● TASK TO CARRY OUT
Pick out each line containing the string "strength" and copy it.

● STORED ROWS

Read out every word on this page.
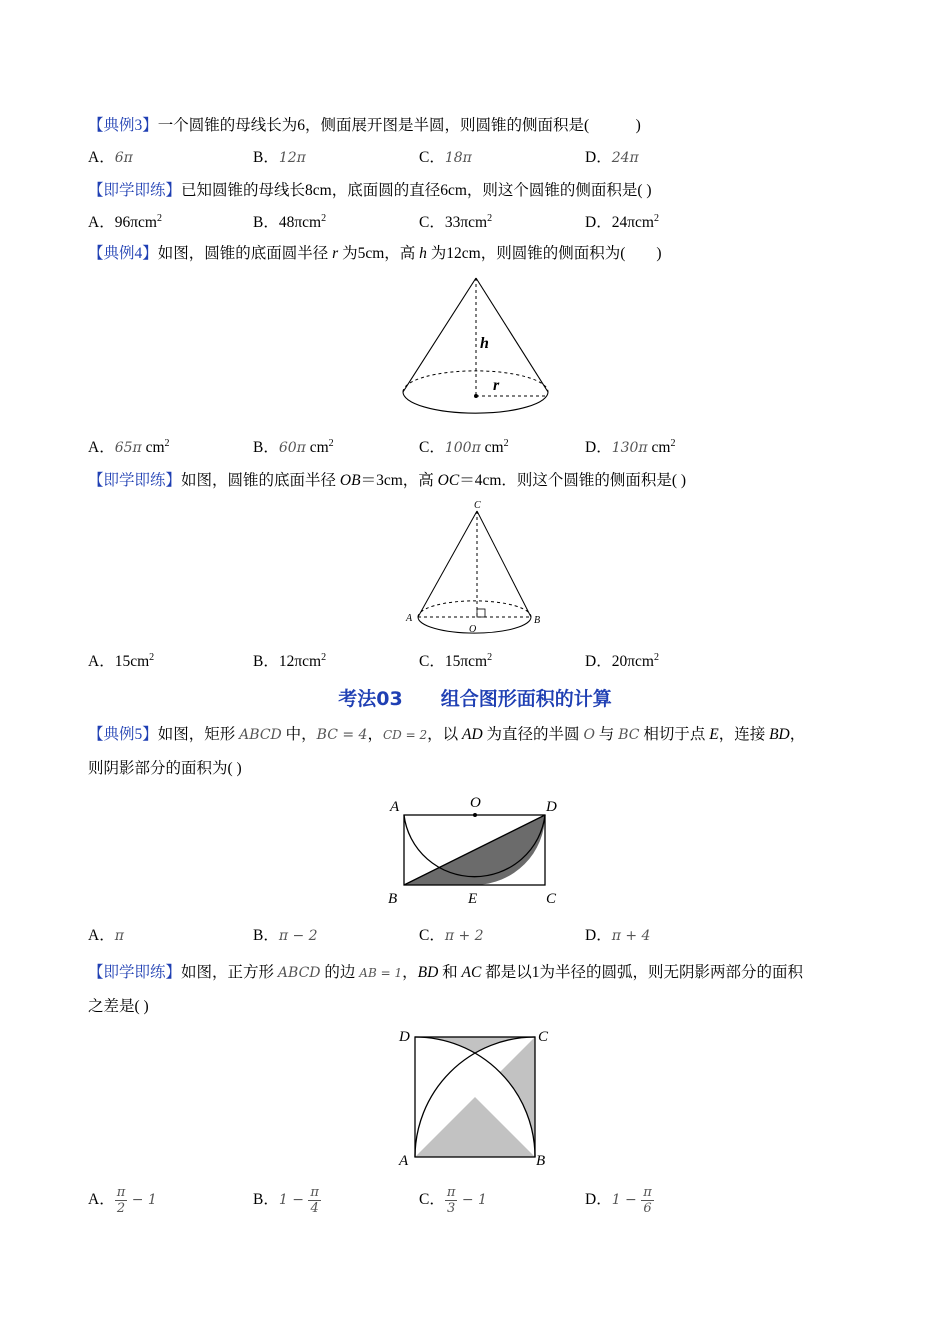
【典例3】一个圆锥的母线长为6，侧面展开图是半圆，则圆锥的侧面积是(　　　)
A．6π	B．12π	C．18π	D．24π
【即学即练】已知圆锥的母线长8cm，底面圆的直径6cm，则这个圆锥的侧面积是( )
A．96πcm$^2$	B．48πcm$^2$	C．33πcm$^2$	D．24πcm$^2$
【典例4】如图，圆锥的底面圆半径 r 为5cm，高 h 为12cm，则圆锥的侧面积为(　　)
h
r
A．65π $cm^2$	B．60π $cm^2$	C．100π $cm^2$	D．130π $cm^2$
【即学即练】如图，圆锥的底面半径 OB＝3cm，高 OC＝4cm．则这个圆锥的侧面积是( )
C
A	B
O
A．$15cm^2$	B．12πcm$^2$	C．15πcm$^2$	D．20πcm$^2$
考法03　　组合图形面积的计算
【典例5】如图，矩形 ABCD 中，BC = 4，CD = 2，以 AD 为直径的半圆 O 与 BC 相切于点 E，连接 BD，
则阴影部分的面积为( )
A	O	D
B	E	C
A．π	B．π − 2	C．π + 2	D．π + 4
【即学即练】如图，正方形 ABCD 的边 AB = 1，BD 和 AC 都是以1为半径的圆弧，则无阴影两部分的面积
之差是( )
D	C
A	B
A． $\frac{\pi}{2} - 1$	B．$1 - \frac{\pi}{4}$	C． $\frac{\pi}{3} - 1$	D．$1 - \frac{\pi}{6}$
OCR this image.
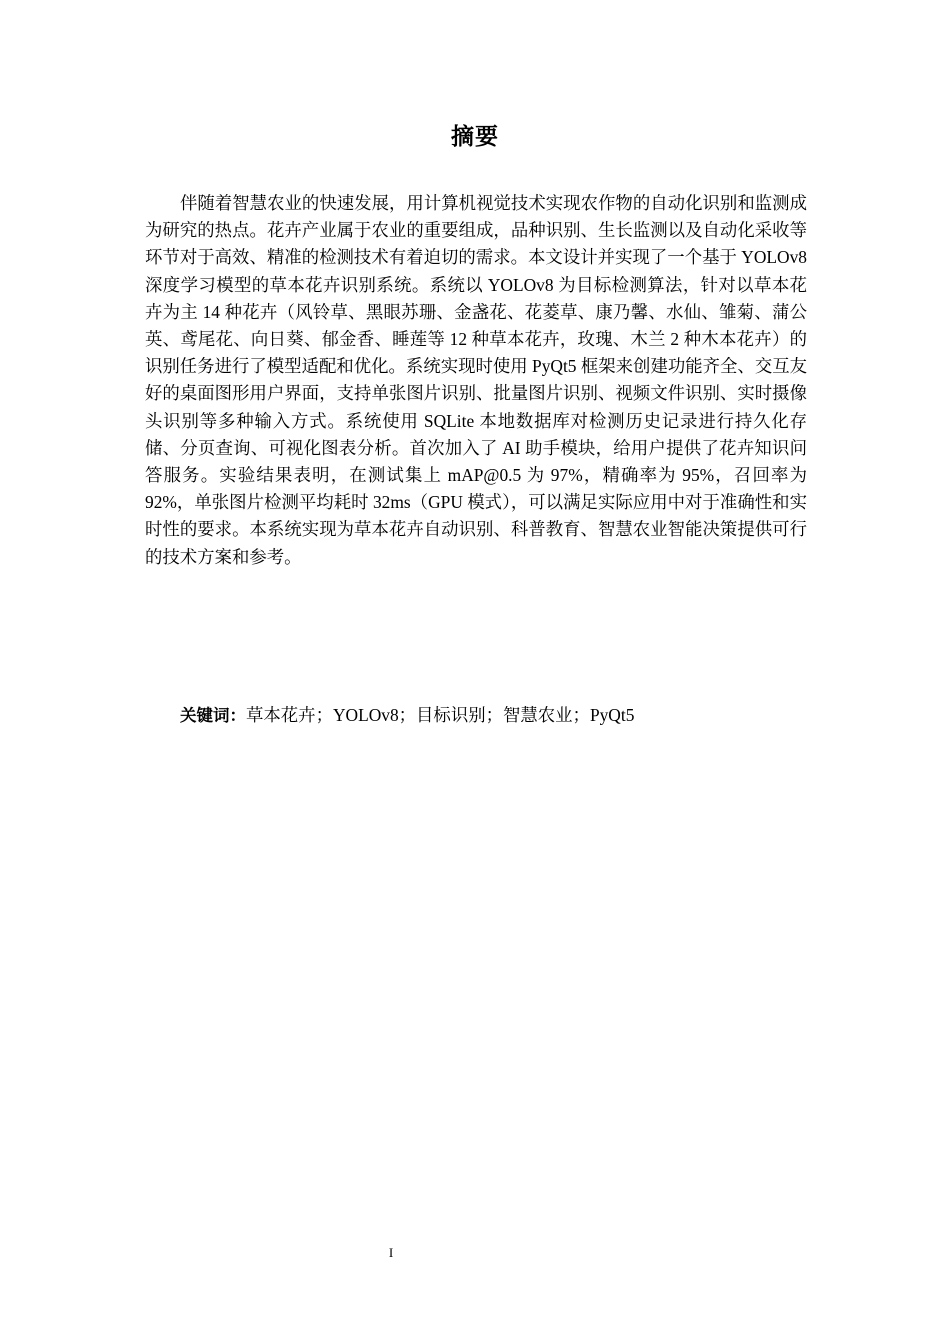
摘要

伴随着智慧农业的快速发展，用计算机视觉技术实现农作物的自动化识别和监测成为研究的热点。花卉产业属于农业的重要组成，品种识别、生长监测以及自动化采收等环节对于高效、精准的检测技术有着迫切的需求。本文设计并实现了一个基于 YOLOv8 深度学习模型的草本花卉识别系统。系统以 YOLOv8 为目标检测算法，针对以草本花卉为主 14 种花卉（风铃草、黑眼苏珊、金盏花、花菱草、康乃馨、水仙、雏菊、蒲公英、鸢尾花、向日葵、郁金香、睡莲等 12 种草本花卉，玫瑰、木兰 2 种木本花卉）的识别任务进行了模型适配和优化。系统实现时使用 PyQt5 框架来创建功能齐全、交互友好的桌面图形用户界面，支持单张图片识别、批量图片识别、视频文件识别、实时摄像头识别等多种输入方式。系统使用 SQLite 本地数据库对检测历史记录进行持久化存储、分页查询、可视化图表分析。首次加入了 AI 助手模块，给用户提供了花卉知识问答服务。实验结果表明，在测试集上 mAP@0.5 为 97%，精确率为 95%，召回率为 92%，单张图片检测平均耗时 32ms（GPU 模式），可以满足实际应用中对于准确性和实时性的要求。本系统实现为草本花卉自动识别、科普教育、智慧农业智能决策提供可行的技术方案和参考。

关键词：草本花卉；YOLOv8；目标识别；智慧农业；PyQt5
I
...
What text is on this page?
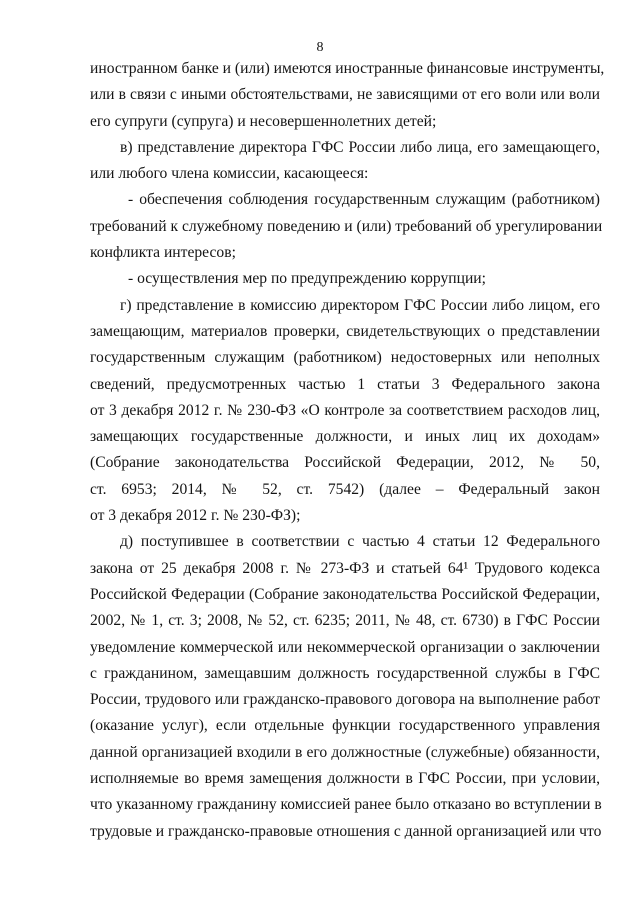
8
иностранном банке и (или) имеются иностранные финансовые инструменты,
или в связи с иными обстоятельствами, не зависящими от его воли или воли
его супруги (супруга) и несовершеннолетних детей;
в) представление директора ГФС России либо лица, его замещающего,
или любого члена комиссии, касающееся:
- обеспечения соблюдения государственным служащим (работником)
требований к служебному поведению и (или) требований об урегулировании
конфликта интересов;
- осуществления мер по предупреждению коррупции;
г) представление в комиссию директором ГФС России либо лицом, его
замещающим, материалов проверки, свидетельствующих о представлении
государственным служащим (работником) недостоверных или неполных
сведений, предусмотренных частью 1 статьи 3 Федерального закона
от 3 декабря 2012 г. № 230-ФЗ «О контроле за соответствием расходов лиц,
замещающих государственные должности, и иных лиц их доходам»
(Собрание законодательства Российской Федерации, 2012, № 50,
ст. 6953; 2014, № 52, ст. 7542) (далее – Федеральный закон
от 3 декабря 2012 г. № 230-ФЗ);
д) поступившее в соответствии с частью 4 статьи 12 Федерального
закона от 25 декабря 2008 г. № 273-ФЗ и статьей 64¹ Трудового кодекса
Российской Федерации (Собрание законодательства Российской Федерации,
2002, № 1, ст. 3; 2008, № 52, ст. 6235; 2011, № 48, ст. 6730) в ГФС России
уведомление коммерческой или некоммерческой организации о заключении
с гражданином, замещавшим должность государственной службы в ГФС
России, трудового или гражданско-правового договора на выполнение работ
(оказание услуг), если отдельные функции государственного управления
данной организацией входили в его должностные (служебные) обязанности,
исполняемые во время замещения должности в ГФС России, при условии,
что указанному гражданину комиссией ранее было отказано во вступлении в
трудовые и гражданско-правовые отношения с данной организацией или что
---
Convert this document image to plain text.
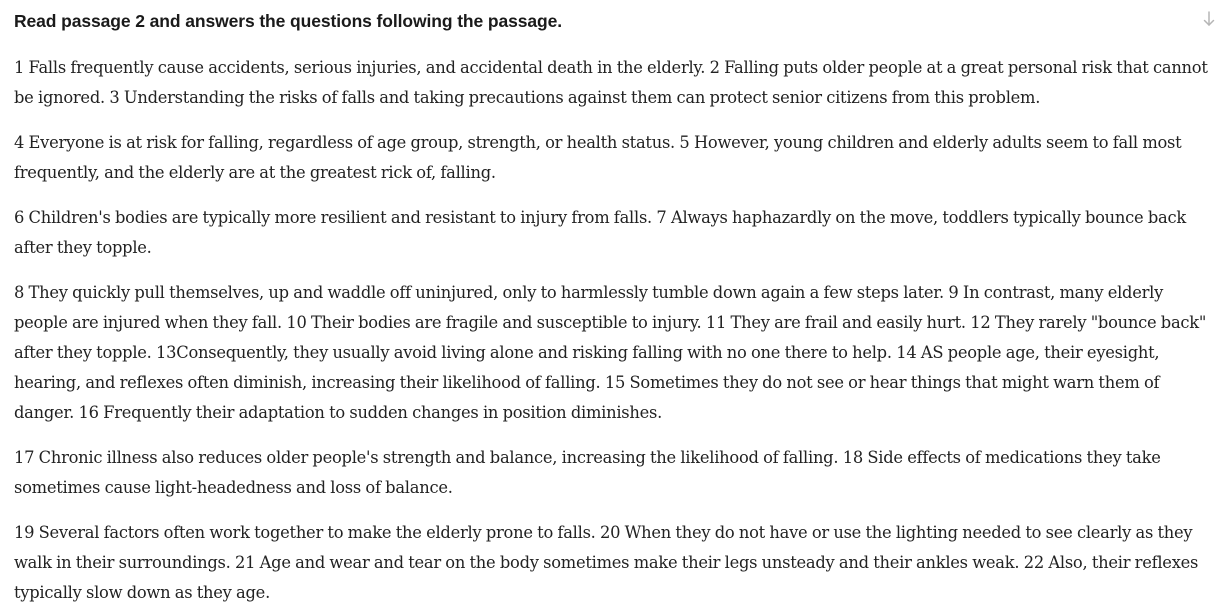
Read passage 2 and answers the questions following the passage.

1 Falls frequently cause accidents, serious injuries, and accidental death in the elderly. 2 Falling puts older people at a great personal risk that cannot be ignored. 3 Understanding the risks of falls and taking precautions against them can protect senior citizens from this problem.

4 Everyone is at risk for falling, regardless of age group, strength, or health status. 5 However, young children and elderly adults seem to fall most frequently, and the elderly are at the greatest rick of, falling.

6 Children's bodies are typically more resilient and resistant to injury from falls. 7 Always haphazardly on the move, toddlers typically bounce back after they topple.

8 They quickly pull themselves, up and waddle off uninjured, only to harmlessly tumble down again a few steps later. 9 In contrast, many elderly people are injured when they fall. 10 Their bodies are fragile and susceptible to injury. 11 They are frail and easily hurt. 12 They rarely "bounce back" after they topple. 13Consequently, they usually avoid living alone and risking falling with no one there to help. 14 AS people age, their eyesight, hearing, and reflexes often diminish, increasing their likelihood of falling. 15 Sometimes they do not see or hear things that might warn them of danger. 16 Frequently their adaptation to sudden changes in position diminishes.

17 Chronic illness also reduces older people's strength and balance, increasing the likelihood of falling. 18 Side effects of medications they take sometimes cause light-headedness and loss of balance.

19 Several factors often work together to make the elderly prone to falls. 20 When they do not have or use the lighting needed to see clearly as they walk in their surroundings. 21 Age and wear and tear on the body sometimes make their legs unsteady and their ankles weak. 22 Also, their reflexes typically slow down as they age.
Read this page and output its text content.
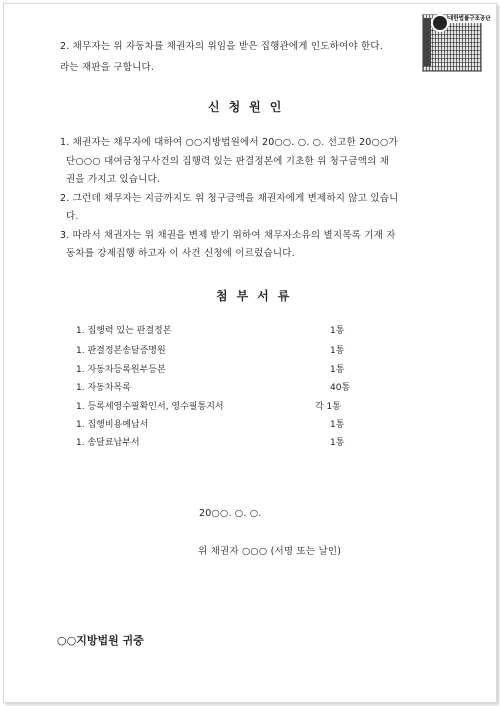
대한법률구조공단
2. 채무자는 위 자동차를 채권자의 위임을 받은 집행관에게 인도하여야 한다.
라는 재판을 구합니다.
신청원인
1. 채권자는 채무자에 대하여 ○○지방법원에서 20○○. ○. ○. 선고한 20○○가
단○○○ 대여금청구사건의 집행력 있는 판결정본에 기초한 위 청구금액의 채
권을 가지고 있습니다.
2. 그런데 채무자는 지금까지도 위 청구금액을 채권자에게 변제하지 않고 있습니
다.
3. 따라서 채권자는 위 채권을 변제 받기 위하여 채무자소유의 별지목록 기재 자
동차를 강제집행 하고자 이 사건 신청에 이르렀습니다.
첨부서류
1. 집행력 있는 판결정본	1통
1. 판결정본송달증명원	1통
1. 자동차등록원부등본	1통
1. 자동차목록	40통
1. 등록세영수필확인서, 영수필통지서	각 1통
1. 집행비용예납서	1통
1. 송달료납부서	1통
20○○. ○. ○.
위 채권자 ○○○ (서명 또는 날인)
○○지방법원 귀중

● COMPLETE OUTPUT
4 Everyone is at risk for falling, regardless of age group, strength, or health status. 5 However, young children and elderly adults seem to fall most frequently, and the elderly are at the greatest rick of, falling.
17 Chronic illness also reduces older people's strength and balance, increasing the likelihood of falling. 18 Side effects of medications they take sometimes cause light-headedness and loss of balance.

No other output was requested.